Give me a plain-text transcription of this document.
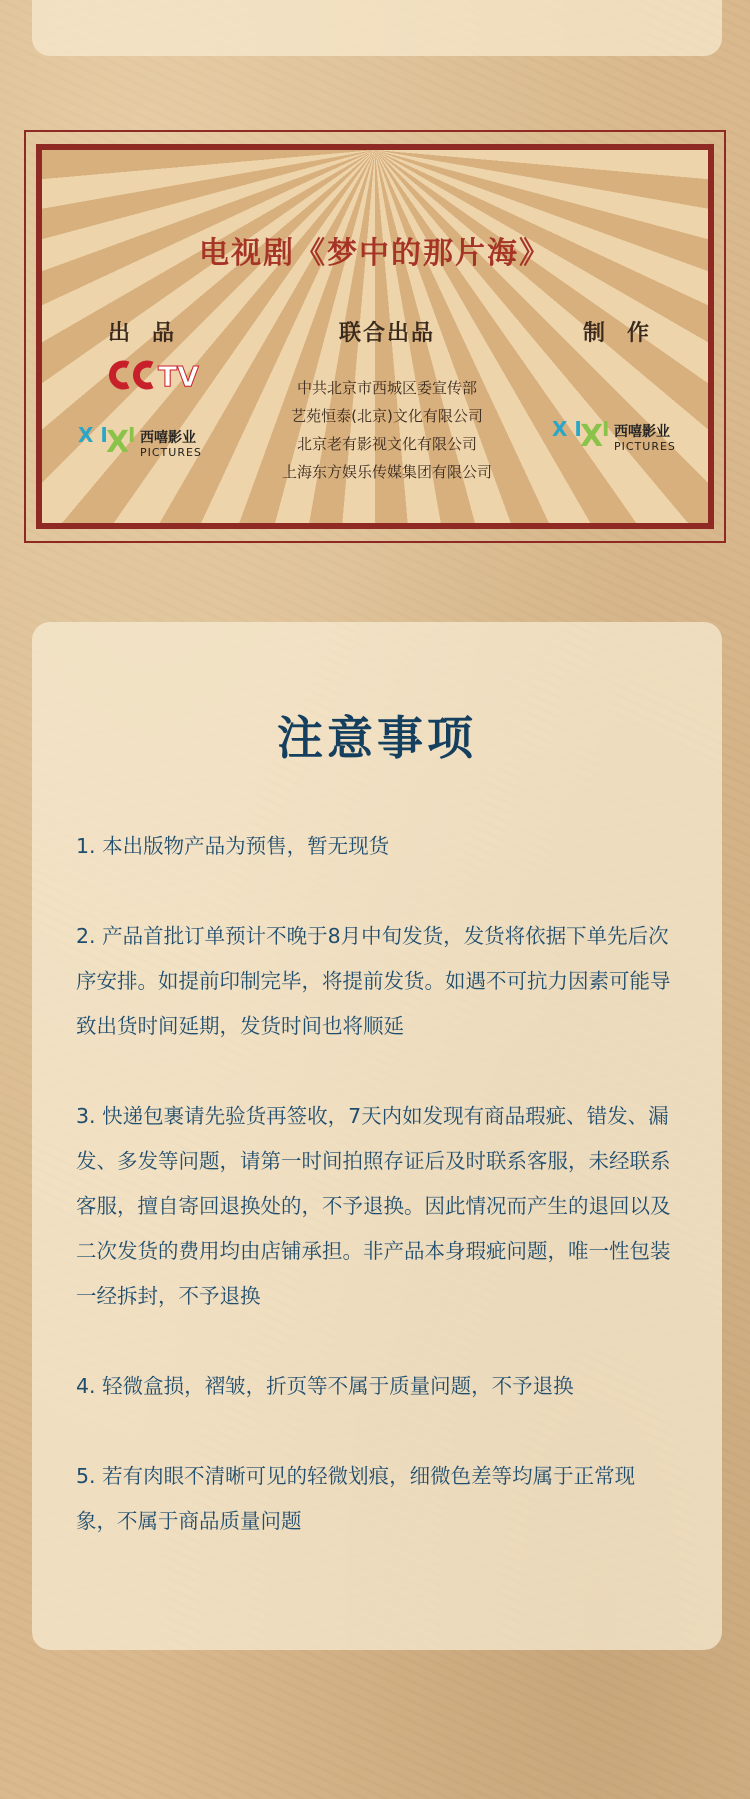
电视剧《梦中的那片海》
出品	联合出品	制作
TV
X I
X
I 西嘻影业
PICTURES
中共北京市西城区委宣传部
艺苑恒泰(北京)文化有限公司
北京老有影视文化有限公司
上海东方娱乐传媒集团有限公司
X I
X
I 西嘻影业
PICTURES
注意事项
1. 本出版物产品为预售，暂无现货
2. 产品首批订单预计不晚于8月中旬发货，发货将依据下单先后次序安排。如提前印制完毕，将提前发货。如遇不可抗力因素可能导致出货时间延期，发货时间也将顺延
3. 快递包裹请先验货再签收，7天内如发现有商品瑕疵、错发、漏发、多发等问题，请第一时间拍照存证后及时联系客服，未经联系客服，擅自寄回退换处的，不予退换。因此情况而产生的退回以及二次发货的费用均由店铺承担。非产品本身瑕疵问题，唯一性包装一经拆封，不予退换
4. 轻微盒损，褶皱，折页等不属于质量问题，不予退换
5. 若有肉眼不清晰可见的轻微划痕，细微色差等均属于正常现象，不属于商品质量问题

---

| Aim of the task |
Give back the whole listing as it stands, minus its pictures.

| Response to the exercise |
Give me a plain-text transcription of this document.
电视剧《梦中的那片海》
出品	联合出品	制作
TV
X I
X
I 西嘻影业
PICTURES
中共北京市西城区委宣传部
艺苑恒泰(北京)文化有限公司
北京老有影视文化有限公司
上海东方娱乐传媒集团有限公司
X I
X
I 西嘻影业
PICTURES
注意事项
1. 本出版物产品为预售，暂无现货
2. 产品首批订单预计不晚于8月中旬发货，发货将依据下单先后次序安排。如提前印制完毕，将提前发货。如遇不可抗力因素可能导致出货时间延期，发货时间也将顺延
3. 快递包裹请先验货再签收，7天内如发现有商品瑕疵、错发、漏发、多发等问题，请第一时间拍照存证后及时联系客服，未经联系客服，擅自寄回退换处的，不予退换。因此情况而产生的退回以及二次发货的费用均由店铺承担。非产品本身瑕疵问题，唯一性包装一经拆封，不予退换
4. 轻微盒损，褶皱，折页等不属于质量问题，不予退换
5. 若有肉眼不清晰可见的轻微划痕，细微色差等均属于正常现象，不属于商品质量问题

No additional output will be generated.